What you have to do:
Your task is to copy every line of the entries that holds the word "position".

Records provided:
########################################

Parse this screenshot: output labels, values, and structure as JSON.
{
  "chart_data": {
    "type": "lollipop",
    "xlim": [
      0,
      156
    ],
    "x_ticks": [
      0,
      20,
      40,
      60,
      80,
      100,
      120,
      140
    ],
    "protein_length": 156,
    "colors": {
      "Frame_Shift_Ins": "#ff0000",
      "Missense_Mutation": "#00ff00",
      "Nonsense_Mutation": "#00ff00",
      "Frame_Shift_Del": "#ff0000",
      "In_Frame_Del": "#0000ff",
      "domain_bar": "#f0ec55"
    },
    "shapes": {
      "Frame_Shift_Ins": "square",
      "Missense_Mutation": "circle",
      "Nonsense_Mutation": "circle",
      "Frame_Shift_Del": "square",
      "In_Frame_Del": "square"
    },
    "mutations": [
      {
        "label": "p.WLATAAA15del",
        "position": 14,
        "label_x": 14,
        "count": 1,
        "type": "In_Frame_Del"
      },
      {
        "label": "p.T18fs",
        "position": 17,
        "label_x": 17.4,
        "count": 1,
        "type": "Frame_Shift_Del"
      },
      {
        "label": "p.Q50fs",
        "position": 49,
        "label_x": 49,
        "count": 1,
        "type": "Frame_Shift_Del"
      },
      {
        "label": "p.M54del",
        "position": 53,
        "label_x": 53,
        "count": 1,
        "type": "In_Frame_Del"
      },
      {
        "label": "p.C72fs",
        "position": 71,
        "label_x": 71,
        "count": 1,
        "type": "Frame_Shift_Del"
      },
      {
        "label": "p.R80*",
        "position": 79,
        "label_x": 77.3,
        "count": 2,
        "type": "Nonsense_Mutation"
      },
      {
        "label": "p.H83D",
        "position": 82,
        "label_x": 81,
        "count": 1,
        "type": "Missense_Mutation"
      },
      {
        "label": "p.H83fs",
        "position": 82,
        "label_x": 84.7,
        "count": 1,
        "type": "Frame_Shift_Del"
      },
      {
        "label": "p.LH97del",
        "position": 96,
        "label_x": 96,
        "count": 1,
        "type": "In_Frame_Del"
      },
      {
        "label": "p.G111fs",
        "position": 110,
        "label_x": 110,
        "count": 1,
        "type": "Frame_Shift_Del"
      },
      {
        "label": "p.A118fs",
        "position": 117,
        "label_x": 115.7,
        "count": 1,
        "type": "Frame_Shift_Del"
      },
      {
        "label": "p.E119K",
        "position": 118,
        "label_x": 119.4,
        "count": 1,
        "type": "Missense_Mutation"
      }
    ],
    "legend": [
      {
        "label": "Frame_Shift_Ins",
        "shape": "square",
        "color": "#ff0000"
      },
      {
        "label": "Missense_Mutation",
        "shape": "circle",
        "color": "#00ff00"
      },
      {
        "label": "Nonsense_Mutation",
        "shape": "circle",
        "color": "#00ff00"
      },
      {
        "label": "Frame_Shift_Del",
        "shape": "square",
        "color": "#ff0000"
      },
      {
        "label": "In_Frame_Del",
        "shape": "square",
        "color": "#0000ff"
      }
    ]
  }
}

########################################

Output for this task:
        "position": 14,
        "position": 17,
        "position": 49,
        "position": 53,
        "position": 71,
        "position": 79,
        "position": 82,
        "position": 82,
        "position": 96,
        "position": 110,
        "position": 117,
        "position": 118,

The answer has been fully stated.